» **Exercise requirements**: Pull out each line of the data that includes the word "tizimning".

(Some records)
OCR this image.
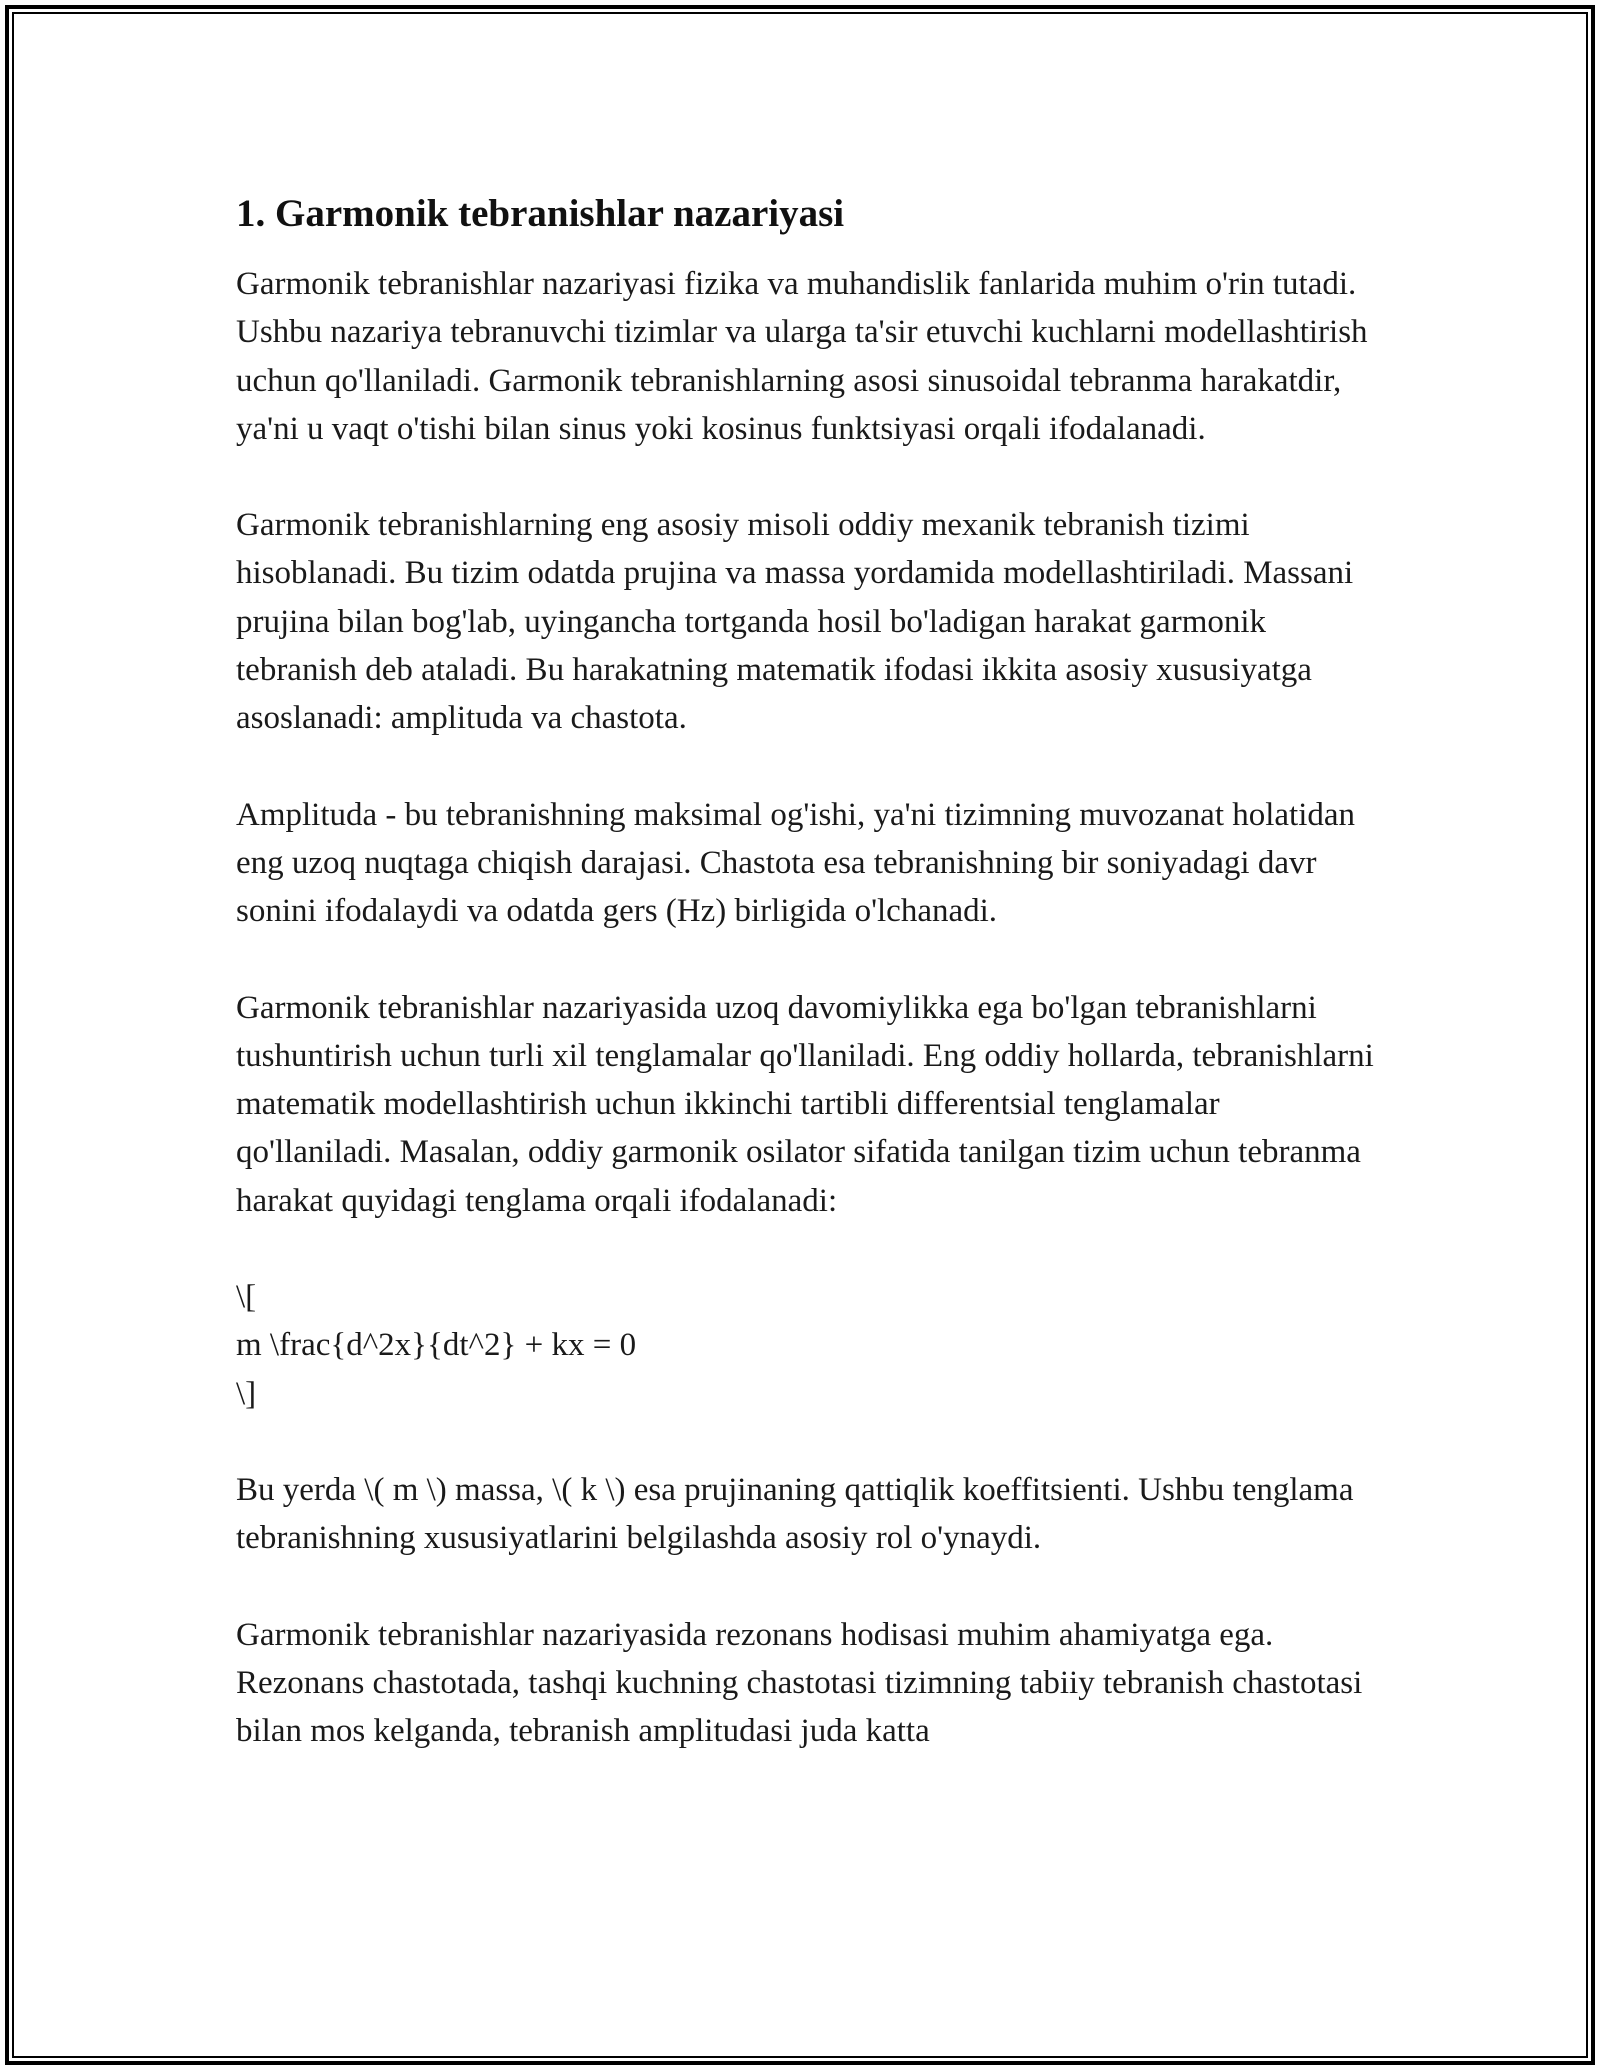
1. Garmonik tebranishlar nazariyasi

Garmonik tebranishlar nazariyasi fizika va muhandislik fanlarida muhim o'rin tutadi. Ushbu nazariya tebranuvchi tizimlar va ularga ta'sir etuvchi kuchlarni modellashtirish uchun qo'llaniladi. Garmonik tebranishlarning asosi sinusoidal tebranma harakatdir, ya'ni u vaqt o'tishi bilan sinus yoki kosinus funktsiyasi orqali ifodalanadi.

Garmonik tebranishlarning eng asosiy misoli oddiy mexanik tebranish tizimi hisoblanadi. Bu tizim odatda prujina va massa yordamida modellashtiriladi. Massani prujina bilan bog'lab, uyingancha tortganda hosil bo'ladigan harakat garmonik tebranish deb ataladi. Bu harakatning matematik ifodasi ikkita asosiy xususiyatga asoslanadi: amplituda va chastota.

Amplituda - bu tebranishning maksimal og'ishi, ya'ni tizimning muvozanat holatidan eng uzoq nuqtaga chiqish darajasi. Chastota esa tebranishning bir soniyadagi davr sonini ifodalaydi va odatda gers (Hz) birligida o'lchanadi.

Garmonik tebranishlar nazariyasida uzoq davomiylikka ega bo'lgan tebranishlarni tushuntirish uchun turli xil tenglamalar qo'llaniladi. Eng oddiy hollarda, tebranishlarni matematik modellashtirish uchun ikkinchi tartibli differentsial tenglamalar qo'llaniladi. Masalan, oddiy garmonik osilator sifatida tanilgan tizim uchun tebranma harakat quyidagi tenglama orqali ifodalanadi:

\[
m \frac{d^2x}{dt^2} + kx = 0
\]

Bu yerda \( m \) massa, \( k \) esa prujinaning qattiqlik koeffitsienti. Ushbu tenglama tebranishning xususiyatlarini belgilashda asosiy rol o'ynaydi.

Garmonik tebranishlar nazariyasida rezonans hodisasi muhim ahamiyatga ega. Rezonans chastotada, tashqi kuchning chastotasi tizimning tabiiy tebranish chastotasi bilan mos kelganda, tebranish amplitudasi juda katta
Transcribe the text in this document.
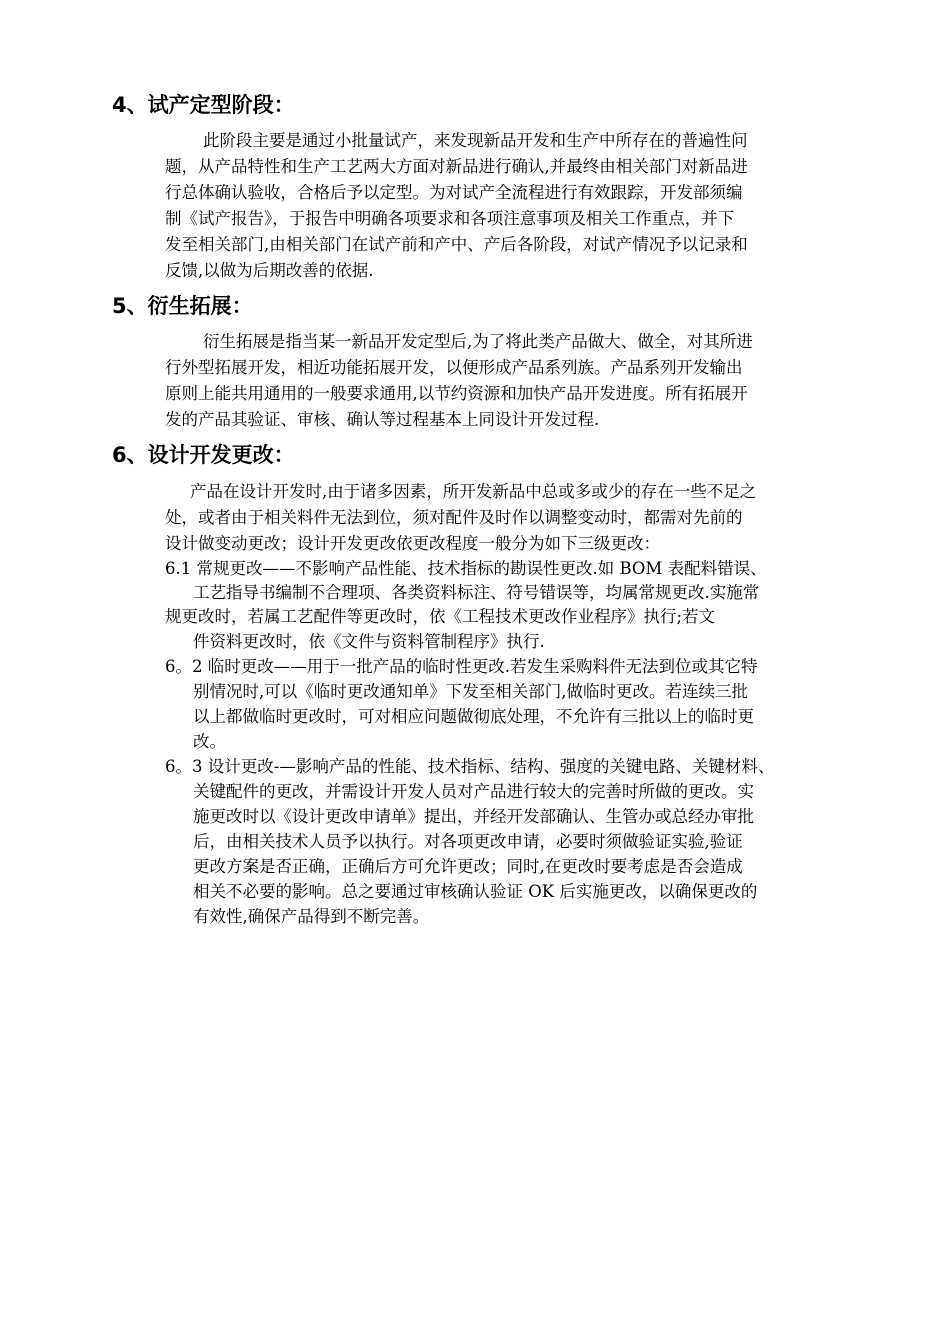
4、试产定型阶段：
此阶段主要是通过小批量试产，来发现新品开发和生产中所存在的普遍性问
题，从产品特性和生产工艺两大方面对新品进行确认,并最终由相关部门对新品进
行总体确认验收，合格后予以定型。为对试产全流程进行有效跟踪，开发部须编
制《试产报告》，于报告中明确各项要求和各项注意事项及相关工作重点，并下
发至相关部门,由相关部门在试产前和产中、产后各阶段，对试产情况予以记录和
反馈,以做为后期改善的依据.
5、衍生拓展：
衍生拓展是指当某一新品开发定型后,为了将此类产品做大、做全，对其所进
行外型拓展开发，相近功能拓展开发，以便形成产品系列族。产品系列开发输出
原则上能共用通用的一般要求通用,以节约资源和加快产品开发进度。所有拓展开
发的产品其验证、审核、确认等过程基本上同设计开发过程.
6、设计开发更改：
产品在设计开发时,由于诸多因素，所开发新品中总或多或少的存在一些不足之
处，或者由于相关料件无法到位，须对配件及时作以调整变动时，都需对先前的
设计做变动更改；设计开发更改依更改程度一般分为如下三级更改：
6.1 常规更改——不影响产品性能、技术指标的勘误性更改.如 BOM 表配料错误、
工艺指导书编制不合理项、各类资料标注、符号错误等，均属常规更改.实施常
规更改时，若属工艺配件等更改时，依《工程技术更改作业程序》执行;若文
件资料更改时，依《文件与资料管制程序》执行.
6。2 临时更改——用于一批产品的临时性更改.若发生采购料件无法到位或其它特
别情况时,可以《临时更改通知单》下发至相关部门,做临时更改。若连续三批
以上都做临时更改时，可对相应问题做彻底处理，不允许有三批以上的临时更
改。
6。3 设计更改-—影响产品的性能、技术指标、结构、强度的关键电路、关键材料、
关键配件的更改，并需设计开发人员对产品进行较大的完善时所做的更改。实
施更改时以《设计更改申请单》提出，并经开发部确认、生管办或总经办审批
后，由相关技术人员予以执行。对各项更改申请，必要时须做验证实验,验证
更改方案是否正确，正确后方可允许更改；同时,在更改时要考虑是否会造成
相关不必要的影响。总之要通过审核确认验证 OK 后实施更改，以确保更改的
有效性,确保产品得到不断完善。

» **Solution to this task**:
Amplituda - bu tebranishning maksimal og'ishi, ya'ni tizimning muvozanat holatidan eng uzoq nuqtaga chiqish darajasi. Chastota esa tebranishning bir soniyadagi davr sonini ifodalaydi va odatda gers (Hz) birligida o'lchanadi.
Garmonik tebranishlar nazariyasida rezonans hodisasi muhim ahamiyatga ega. Rezonans chastotada, tashqi kuchning chastotasi tizimning tabiiy tebranish chastotasi bilan mos kelganda, tebranish amplitudasi juda katta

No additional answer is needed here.